> [Exercise goal]: Which lines in the records below contain the word "title"? Copy each one out.

> [Material supplied]:

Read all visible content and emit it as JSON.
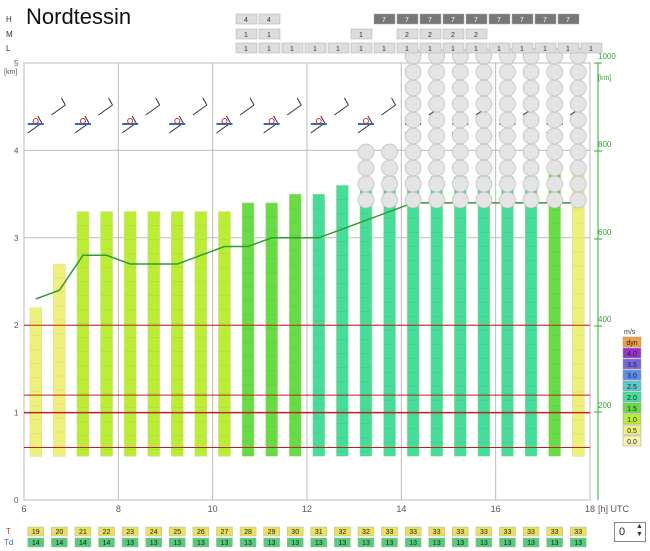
{
  "title": "Nordtessin",
  "cloud_rows": [
    {
      "label": "H",
      "cells": [
        "4",
        "4",
        "",
        "",
        "",
        "",
        "7",
        "7",
        "7",
        "7",
        "7",
        "7",
        "7",
        "7",
        "7"
      ],
      "dark_from": 6,
      "dark_start_light": [
        0,
        1
      ]
    },
    {
      "label": "M",
      "cells": [
        "1",
        "1",
        "",
        "",
        "",
        "1",
        "",
        "2",
        "2",
        "2",
        "2",
        "",
        "",
        ""
      ]
    },
    {
      "label": "L",
      "cells": [
        "1",
        "1",
        "1",
        "1",
        "1",
        "1",
        "1",
        "1",
        "1",
        "1",
        "1",
        "1",
        "1",
        "1",
        "1",
        "1",
        "1",
        "1",
        "1",
        "1",
        "1",
        "1",
        "1",
        "1",
        "1"
      ]
    }
  ],
  "axes": {
    "x_ticks": [
      "6",
      "8",
      "10",
      "12",
      "14",
      "16",
      "18"
    ],
    "x_unit": "[h] UTC",
    "y_left_ticks": [
      "0",
      "1",
      "2",
      "3",
      "4",
      "5"
    ],
    "y_left_unit": "[km]",
    "y_right_ticks": [
      "200",
      "400",
      "600",
      "800",
      "1000"
    ],
    "y_right_unit": "[km]"
  },
  "legend": {
    "unit": "m/s",
    "items": [
      {
        "label": "dyn",
        "color": "#f0a040"
      },
      {
        "label": "4.0",
        "color": "#9933cc"
      },
      {
        "label": "3.5",
        "color": "#7766dd"
      },
      {
        "label": "3.0",
        "color": "#5a8cf0"
      },
      {
        "label": "2.5",
        "color": "#55cccc"
      },
      {
        "label": "2.0",
        "color": "#44dd99"
      },
      {
        "label": "1.5",
        "color": "#66dd44"
      },
      {
        "label": "1.0",
        "color": "#bbee33"
      },
      {
        "label": "0.5",
        "color": "#eef07a"
      },
      {
        "label": "0.0",
        "color": "#f8f4b0"
      }
    ]
  },
  "chart_data": {
    "type": "bar",
    "title": "Nordtessin",
    "x_hours": [
      6.25,
      6.75,
      7.25,
      7.75,
      8.25,
      8.75,
      9.25,
      9.75,
      10.25,
      10.75,
      11.25,
      11.75,
      12.25,
      12.75,
      13.25,
      13.75,
      14.25,
      14.75,
      15.25,
      15.75,
      16.25,
      16.75,
      17.25,
      17.75
    ],
    "thermal_top_km": [
      2.2,
      2.7,
      3.3,
      3.3,
      3.3,
      3.3,
      3.3,
      3.3,
      3.3,
      3.4,
      3.4,
      3.5,
      3.5,
      3.6,
      3.6,
      3.7,
      3.7,
      3.7,
      3.7,
      3.7,
      3.7,
      3.7,
      3.8,
      3.8
    ],
    "boundary_layer_km": [
      2.3,
      2.4,
      2.8,
      2.8,
      2.7,
      2.7,
      2.7,
      2.8,
      2.9,
      2.9,
      3.0,
      3.0,
      3.0,
      3.1,
      3.2,
      3.3,
      3.4,
      3.4,
      3.4,
      3.4,
      3.4,
      3.4,
      3.4,
      3.4
    ],
    "max_climb_ms": [
      0.5,
      0.5,
      1.0,
      1.0,
      1.0,
      1.0,
      1.0,
      1.0,
      1.0,
      1.5,
      1.5,
      1.5,
      2.0,
      2.0,
      2.0,
      2.0,
      2.0,
      2.0,
      2.0,
      2.0,
      2.0,
      2.0,
      1.5,
      0.5
    ],
    "temperature_labels": [
      "19",
      "20",
      "21",
      "22",
      "23",
      "24",
      "25",
      "26",
      "27",
      "28",
      "29",
      "30",
      "31",
      "32",
      "32",
      "33",
      "33",
      "33",
      "33",
      "33",
      "33",
      "33",
      "33",
      "33"
    ],
    "dewpoint_labels": [
      "14",
      "14",
      "14",
      "14",
      "13",
      "13",
      "13",
      "13",
      "13",
      "13",
      "13",
      "13",
      "13",
      "13",
      "13",
      "13",
      "13",
      "13",
      "13",
      "13",
      "13",
      "13",
      "13",
      "13"
    ],
    "xlabel": "[h] UTC",
    "ylabel": "[km]",
    "xlim": [
      6,
      18
    ],
    "ylim": [
      0,
      5
    ]
  },
  "row_labels": {
    "t": "T",
    "td": "Td"
  },
  "spinner_value": "0"
}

> [Exercise output]:
  "title": "Nordtessin",
    "title": "Nordtessin",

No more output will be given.